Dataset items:
** begin **
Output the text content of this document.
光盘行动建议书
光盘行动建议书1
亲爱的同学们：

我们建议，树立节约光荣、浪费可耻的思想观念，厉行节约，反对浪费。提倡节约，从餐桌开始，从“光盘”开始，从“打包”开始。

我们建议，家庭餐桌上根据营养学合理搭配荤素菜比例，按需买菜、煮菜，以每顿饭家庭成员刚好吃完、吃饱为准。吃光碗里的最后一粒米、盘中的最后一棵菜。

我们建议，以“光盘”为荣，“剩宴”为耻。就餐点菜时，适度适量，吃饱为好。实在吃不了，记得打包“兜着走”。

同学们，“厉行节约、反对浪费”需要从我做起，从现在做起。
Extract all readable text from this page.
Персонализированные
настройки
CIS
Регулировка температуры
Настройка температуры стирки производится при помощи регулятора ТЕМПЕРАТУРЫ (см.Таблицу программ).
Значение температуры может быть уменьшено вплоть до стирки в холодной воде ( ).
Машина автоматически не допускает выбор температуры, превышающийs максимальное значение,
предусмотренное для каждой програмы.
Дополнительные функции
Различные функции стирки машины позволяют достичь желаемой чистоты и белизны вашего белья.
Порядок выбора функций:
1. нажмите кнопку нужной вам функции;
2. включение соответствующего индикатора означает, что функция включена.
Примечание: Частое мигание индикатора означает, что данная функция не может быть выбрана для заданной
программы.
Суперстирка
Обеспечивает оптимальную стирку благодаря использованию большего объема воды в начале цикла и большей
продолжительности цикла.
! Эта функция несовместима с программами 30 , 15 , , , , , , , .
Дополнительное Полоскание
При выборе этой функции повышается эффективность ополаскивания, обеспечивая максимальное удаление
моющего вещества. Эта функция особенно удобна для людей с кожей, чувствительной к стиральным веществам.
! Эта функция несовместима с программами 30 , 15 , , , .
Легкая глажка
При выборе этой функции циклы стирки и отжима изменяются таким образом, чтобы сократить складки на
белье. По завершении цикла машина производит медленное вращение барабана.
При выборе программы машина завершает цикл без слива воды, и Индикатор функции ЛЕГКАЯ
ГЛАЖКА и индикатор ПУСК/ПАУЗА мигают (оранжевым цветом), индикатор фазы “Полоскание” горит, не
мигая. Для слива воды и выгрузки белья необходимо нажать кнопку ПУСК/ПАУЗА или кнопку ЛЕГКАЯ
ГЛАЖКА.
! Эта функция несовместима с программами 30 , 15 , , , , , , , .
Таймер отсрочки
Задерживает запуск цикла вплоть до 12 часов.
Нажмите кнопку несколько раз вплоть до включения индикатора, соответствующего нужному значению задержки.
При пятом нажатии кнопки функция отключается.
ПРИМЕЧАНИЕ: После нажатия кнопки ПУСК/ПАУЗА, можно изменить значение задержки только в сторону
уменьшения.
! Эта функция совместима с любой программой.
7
** end **
**PROBLEM STATEMENT:** Report how many lines in the records hold the word "индикатора", giving the number and nothing else.

**RESPONSE TO THIS TASK:** 3